• **Your goal**:
Exact reproduction of the data is required, with images excluded.

**** The data ****

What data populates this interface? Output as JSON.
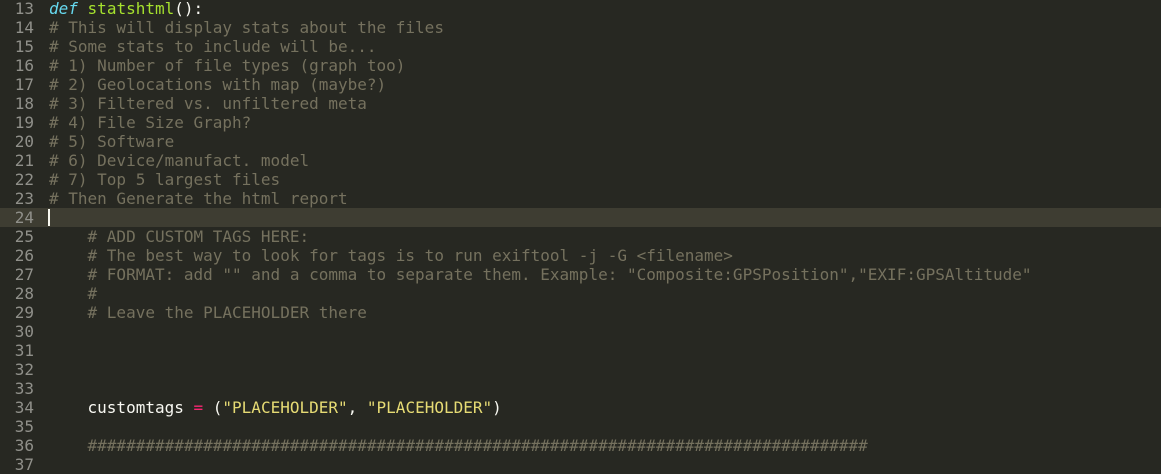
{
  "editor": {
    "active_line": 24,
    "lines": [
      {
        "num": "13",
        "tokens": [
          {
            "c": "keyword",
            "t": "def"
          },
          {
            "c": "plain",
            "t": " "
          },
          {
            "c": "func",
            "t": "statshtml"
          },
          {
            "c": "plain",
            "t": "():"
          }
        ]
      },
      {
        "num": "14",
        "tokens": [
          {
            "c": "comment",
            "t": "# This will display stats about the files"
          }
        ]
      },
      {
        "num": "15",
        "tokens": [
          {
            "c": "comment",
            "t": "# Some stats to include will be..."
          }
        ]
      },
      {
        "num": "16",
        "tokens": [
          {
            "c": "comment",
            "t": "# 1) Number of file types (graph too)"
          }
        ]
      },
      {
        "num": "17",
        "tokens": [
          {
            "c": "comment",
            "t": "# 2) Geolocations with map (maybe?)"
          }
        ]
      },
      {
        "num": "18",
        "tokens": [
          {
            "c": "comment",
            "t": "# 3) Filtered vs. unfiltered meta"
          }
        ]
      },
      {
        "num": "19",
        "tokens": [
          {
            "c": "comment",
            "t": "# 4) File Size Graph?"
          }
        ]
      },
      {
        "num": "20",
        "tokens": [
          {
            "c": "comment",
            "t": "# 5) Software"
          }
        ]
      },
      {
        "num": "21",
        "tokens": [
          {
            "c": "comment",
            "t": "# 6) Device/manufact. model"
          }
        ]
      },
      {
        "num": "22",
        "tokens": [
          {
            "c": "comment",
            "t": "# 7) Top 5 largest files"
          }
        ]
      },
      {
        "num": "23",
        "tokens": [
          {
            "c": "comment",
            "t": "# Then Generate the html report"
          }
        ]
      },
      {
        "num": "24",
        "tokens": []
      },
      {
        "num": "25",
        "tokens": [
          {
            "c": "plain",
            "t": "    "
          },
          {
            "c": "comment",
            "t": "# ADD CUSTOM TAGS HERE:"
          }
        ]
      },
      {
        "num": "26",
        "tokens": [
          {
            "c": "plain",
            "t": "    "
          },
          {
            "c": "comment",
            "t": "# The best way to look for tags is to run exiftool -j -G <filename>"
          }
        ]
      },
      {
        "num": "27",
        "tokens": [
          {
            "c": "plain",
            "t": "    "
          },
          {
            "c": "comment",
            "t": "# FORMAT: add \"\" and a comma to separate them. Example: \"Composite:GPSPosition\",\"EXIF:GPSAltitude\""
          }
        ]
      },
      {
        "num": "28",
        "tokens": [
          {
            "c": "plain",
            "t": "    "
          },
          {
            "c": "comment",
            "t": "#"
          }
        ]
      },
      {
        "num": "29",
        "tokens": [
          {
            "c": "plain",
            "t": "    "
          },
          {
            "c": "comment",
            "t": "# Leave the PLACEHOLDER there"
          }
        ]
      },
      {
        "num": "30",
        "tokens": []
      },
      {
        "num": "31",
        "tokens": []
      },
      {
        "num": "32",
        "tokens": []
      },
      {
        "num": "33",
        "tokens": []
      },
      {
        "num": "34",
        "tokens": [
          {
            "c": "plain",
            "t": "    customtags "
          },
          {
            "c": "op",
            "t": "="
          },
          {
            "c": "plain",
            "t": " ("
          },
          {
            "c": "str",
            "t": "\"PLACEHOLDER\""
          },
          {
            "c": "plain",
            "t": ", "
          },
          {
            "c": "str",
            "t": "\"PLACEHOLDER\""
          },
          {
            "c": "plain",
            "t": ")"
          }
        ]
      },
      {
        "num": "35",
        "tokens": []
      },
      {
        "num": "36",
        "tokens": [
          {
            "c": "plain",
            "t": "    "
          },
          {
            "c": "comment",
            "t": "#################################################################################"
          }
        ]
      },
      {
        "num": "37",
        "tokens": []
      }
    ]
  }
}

****

• **Output**:
What data populates this interface? Output as JSON.
{
  "editor": {
    "active_line": 24,
    "lines": [
      {
        "num": "13",
        "tokens": [
          {
            "c": "keyword",
            "t": "def"
          },
          {
            "c": "plain",
            "t": " "
          },
          {
            "c": "func",
            "t": "statshtml"
          },
          {
            "c": "plain",
            "t": "():"
          }
        ]
      },
      {
        "num": "14",
        "tokens": [
          {
            "c": "comment",
            "t": "# This will display stats about the files"
          }
        ]
      },
      {
        "num": "15",
        "tokens": [
          {
            "c": "comment",
            "t": "# Some stats to include will be..."
          }
        ]
      },
      {
        "num": "16",
        "tokens": [
          {
            "c": "comment",
            "t": "# 1) Number of file types (graph too)"
          }
        ]
      },
      {
        "num": "17",
        "tokens": [
          {
            "c": "comment",
            "t": "# 2) Geolocations with map (maybe?)"
          }
        ]
      },
      {
        "num": "18",
        "tokens": [
          {
            "c": "comment",
            "t": "# 3) Filtered vs. unfiltered meta"
          }
        ]
      },
      {
        "num": "19",
        "tokens": [
          {
            "c": "comment",
            "t": "# 4) File Size Graph?"
          }
        ]
      },
      {
        "num": "20",
        "tokens": [
          {
            "c": "comment",
            "t": "# 5) Software"
          }
        ]
      },
      {
        "num": "21",
        "tokens": [
          {
            "c": "comment",
            "t": "# 6) Device/manufact. model"
          }
        ]
      },
      {
        "num": "22",
        "tokens": [
          {
            "c": "comment",
            "t": "# 7) Top 5 largest files"
          }
        ]
      },
      {
        "num": "23",
        "tokens": [
          {
            "c": "comment",
            "t": "# Then Generate the html report"
          }
        ]
      },
      {
        "num": "24",
        "tokens": []
      },
      {
        "num": "25",
        "tokens": [
          {
            "c": "plain",
            "t": "    "
          },
          {
            "c": "comment",
            "t": "# ADD CUSTOM TAGS HERE:"
          }
        ]
      },
      {
        "num": "26",
        "tokens": [
          {
            "c": "plain",
            "t": "    "
          },
          {
            "c": "comment",
            "t": "# The best way to look for tags is to run exiftool -j -G <filename>"
          }
        ]
      },
      {
        "num": "27",
        "tokens": [
          {
            "c": "plain",
            "t": "    "
          },
          {
            "c": "comment",
            "t": "# FORMAT: add \"\" and a comma to separate them. Example: \"Composite:GPSPosition\",\"EXIF:GPSAltitude\""
          }
        ]
      },
      {
        "num": "28",
        "tokens": [
          {
            "c": "plain",
            "t": "    "
          },
          {
            "c": "comment",
            "t": "#"
          }
        ]
      },
      {
        "num": "29",
        "tokens": [
          {
            "c": "plain",
            "t": "    "
          },
          {
            "c": "comment",
            "t": "# Leave the PLACEHOLDER there"
          }
        ]
      },
      {
        "num": "30",
        "tokens": []
      },
      {
        "num": "31",
        "tokens": []
      },
      {
        "num": "32",
        "tokens": []
      },
      {
        "num": "33",
        "tokens": []
      },
      {
        "num": "34",
        "tokens": [
          {
            "c": "plain",
            "t": "    customtags "
          },
          {
            "c": "op",
            "t": "="
          },
          {
            "c": "plain",
            "t": " ("
          },
          {
            "c": "str",
            "t": "\"PLACEHOLDER\""
          },
          {
            "c": "plain",
            "t": ", "
          },
          {
            "c": "str",
            "t": "\"PLACEHOLDER\""
          },
          {
            "c": "plain",
            "t": ")"
          }
        ]
      },
      {
        "num": "35",
        "tokens": []
      },
      {
        "num": "36",
        "tokens": [
          {
            "c": "plain",
            "t": "    "
          },
          {
            "c": "comment",
            "t": "#################################################################################"
          }
        ]
      },
      {
        "num": "37",
        "tokens": []
      }
    ]
  }
}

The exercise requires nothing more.